■ The records:

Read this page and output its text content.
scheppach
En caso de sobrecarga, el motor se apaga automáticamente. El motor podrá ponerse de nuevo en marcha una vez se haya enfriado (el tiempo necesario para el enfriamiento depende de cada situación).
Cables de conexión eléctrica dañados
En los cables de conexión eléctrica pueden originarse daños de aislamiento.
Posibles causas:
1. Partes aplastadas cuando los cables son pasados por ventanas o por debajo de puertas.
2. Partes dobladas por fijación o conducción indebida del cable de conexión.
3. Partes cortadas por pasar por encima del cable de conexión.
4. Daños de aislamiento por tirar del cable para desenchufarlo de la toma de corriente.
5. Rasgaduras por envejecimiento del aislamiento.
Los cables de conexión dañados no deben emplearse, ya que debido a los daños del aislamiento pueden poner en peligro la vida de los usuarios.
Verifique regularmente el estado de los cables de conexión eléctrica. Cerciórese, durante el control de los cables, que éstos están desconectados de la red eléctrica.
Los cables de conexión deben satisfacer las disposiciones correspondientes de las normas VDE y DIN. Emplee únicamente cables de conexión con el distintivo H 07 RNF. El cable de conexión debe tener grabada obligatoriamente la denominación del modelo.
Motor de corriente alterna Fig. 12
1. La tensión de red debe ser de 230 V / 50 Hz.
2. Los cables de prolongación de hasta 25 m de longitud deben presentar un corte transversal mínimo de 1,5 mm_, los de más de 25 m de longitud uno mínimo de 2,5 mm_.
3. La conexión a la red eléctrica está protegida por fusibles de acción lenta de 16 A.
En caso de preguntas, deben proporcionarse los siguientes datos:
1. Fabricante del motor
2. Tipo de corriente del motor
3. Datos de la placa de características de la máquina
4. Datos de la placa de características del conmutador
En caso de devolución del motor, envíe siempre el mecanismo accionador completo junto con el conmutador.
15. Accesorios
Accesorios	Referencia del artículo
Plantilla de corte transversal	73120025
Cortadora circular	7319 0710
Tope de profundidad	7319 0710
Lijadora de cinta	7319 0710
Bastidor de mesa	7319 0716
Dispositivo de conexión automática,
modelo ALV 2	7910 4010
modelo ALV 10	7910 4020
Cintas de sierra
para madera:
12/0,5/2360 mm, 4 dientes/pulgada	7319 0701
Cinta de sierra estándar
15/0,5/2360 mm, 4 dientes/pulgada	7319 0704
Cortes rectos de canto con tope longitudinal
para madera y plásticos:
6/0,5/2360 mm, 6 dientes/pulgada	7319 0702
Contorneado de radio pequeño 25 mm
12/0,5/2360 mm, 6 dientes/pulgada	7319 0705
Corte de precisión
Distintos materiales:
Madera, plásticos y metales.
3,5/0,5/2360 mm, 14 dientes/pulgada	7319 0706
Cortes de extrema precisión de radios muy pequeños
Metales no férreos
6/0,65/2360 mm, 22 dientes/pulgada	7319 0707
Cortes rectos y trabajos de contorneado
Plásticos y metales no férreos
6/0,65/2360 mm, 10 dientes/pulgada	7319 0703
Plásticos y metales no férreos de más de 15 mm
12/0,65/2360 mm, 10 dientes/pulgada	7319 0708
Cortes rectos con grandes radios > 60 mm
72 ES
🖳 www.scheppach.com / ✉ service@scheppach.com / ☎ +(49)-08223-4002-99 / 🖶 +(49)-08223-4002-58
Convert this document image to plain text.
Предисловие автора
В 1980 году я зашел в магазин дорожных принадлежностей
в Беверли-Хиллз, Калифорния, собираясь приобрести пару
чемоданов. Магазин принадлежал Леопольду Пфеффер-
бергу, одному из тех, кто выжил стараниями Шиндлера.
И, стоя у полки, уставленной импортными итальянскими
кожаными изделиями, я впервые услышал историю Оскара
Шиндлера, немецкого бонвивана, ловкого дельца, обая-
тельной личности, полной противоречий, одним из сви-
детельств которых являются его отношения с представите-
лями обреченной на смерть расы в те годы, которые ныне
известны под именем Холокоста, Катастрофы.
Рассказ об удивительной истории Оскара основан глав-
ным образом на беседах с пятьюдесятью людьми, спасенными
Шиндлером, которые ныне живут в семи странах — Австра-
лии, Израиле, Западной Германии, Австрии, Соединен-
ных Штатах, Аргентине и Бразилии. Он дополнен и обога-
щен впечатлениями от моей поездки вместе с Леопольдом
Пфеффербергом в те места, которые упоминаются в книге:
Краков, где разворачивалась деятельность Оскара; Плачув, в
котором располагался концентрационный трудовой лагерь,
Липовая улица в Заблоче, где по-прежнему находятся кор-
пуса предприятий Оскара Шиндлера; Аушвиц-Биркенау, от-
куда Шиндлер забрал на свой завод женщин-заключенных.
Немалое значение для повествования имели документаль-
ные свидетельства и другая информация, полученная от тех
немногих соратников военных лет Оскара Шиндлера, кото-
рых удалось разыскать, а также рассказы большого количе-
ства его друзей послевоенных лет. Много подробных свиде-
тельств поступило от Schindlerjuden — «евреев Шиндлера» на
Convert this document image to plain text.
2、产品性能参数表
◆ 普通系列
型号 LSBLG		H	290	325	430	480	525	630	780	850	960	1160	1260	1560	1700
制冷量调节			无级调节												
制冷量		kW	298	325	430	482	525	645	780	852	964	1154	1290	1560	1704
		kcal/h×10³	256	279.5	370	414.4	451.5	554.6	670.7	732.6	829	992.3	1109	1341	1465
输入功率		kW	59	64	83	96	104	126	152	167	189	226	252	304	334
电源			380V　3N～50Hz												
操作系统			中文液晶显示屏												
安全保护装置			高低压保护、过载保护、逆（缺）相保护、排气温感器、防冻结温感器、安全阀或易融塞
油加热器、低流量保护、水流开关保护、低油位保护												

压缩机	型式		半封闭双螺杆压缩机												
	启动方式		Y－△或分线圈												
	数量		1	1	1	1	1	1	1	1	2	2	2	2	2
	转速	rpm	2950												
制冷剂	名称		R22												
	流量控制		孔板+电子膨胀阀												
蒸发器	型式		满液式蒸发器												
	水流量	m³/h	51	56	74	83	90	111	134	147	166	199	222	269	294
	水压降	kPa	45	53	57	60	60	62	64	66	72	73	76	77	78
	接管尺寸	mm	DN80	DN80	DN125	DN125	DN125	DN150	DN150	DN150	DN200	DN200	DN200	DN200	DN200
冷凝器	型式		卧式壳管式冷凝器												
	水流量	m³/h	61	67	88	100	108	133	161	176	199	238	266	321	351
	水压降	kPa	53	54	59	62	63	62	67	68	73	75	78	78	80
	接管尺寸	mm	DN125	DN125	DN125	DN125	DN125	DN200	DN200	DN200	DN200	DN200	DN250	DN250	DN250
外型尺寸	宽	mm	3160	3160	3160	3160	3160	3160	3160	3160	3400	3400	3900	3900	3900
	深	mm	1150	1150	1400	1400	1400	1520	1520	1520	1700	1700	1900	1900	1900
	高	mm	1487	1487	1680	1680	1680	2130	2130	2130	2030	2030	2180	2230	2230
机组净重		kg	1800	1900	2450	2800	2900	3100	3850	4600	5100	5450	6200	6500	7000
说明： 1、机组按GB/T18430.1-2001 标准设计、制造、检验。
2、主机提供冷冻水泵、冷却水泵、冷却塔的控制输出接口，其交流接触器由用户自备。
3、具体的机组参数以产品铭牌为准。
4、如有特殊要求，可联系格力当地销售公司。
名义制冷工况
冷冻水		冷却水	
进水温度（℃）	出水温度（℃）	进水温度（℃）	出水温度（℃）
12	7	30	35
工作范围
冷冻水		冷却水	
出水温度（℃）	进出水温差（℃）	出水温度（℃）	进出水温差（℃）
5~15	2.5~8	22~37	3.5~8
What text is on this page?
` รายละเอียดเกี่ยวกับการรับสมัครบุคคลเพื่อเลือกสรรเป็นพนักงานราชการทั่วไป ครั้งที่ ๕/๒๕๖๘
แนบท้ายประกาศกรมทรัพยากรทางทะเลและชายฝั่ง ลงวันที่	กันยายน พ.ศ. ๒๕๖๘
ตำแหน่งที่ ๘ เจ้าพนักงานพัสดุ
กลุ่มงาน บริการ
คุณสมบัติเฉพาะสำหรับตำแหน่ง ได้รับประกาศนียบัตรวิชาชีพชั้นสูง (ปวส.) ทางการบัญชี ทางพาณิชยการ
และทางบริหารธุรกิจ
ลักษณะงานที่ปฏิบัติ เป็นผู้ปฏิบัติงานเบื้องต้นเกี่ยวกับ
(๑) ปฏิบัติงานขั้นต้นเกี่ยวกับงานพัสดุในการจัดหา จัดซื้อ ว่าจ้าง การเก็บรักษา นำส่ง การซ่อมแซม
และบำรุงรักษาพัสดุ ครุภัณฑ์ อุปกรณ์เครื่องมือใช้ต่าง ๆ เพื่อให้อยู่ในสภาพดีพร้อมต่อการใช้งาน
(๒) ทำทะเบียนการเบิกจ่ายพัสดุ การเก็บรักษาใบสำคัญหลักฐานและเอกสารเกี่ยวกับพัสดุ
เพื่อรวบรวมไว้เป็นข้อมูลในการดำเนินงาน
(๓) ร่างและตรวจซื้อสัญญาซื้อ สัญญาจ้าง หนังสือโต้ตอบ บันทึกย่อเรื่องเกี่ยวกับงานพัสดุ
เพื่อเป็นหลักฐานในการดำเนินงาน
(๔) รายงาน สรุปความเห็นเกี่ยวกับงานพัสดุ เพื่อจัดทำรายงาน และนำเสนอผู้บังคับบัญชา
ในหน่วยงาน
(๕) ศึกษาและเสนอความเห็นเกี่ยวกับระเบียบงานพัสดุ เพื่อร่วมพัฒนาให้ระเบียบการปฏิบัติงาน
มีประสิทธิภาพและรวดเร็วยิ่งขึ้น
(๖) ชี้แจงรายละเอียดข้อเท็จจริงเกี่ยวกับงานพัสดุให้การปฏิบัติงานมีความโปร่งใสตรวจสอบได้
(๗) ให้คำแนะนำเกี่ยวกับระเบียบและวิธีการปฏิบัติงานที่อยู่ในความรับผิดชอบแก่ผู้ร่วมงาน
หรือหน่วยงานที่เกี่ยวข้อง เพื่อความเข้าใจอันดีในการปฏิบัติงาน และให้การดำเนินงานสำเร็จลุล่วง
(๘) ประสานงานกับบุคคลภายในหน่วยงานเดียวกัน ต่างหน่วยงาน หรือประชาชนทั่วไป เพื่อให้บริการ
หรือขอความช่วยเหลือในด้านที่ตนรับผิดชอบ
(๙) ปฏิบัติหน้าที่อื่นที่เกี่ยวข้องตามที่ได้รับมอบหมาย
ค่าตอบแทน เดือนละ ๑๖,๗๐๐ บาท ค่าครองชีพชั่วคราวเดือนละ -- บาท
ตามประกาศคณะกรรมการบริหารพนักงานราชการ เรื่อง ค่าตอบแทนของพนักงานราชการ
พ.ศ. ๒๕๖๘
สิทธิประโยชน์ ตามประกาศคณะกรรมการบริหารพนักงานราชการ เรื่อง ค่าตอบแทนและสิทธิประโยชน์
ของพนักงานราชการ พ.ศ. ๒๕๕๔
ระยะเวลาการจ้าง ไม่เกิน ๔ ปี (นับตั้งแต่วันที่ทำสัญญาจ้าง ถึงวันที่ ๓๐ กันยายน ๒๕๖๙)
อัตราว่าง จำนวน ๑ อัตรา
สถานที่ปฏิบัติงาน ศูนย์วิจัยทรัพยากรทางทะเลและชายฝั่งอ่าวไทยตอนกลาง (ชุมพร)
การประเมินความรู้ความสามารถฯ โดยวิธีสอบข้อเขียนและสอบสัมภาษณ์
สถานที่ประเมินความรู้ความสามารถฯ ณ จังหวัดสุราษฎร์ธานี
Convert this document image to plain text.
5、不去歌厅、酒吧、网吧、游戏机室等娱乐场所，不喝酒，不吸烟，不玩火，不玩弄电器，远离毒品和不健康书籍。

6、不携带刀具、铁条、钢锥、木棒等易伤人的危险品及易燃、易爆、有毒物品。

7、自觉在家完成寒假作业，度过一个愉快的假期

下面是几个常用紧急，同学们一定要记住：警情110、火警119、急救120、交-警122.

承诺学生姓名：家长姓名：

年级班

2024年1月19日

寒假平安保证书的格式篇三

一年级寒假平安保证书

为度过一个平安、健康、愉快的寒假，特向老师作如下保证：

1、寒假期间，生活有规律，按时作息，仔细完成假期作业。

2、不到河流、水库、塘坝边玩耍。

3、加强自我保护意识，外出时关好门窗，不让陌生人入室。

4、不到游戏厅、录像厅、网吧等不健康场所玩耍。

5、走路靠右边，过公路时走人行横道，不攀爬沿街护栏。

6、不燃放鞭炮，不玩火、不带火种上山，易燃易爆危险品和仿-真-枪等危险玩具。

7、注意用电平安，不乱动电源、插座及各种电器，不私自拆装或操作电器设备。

■ What you have to do:
Search the records for the word "transversal", then list every line that has it.

■ Response:
2. Los cables de prolongación de hasta 25 m de longitud deben presentar un corte transversal mínimo de 1,5 mm_, los de más de 25 m de longitud uno mínimo de 2,5 mm_.
Plantilla de corte transversal	73120025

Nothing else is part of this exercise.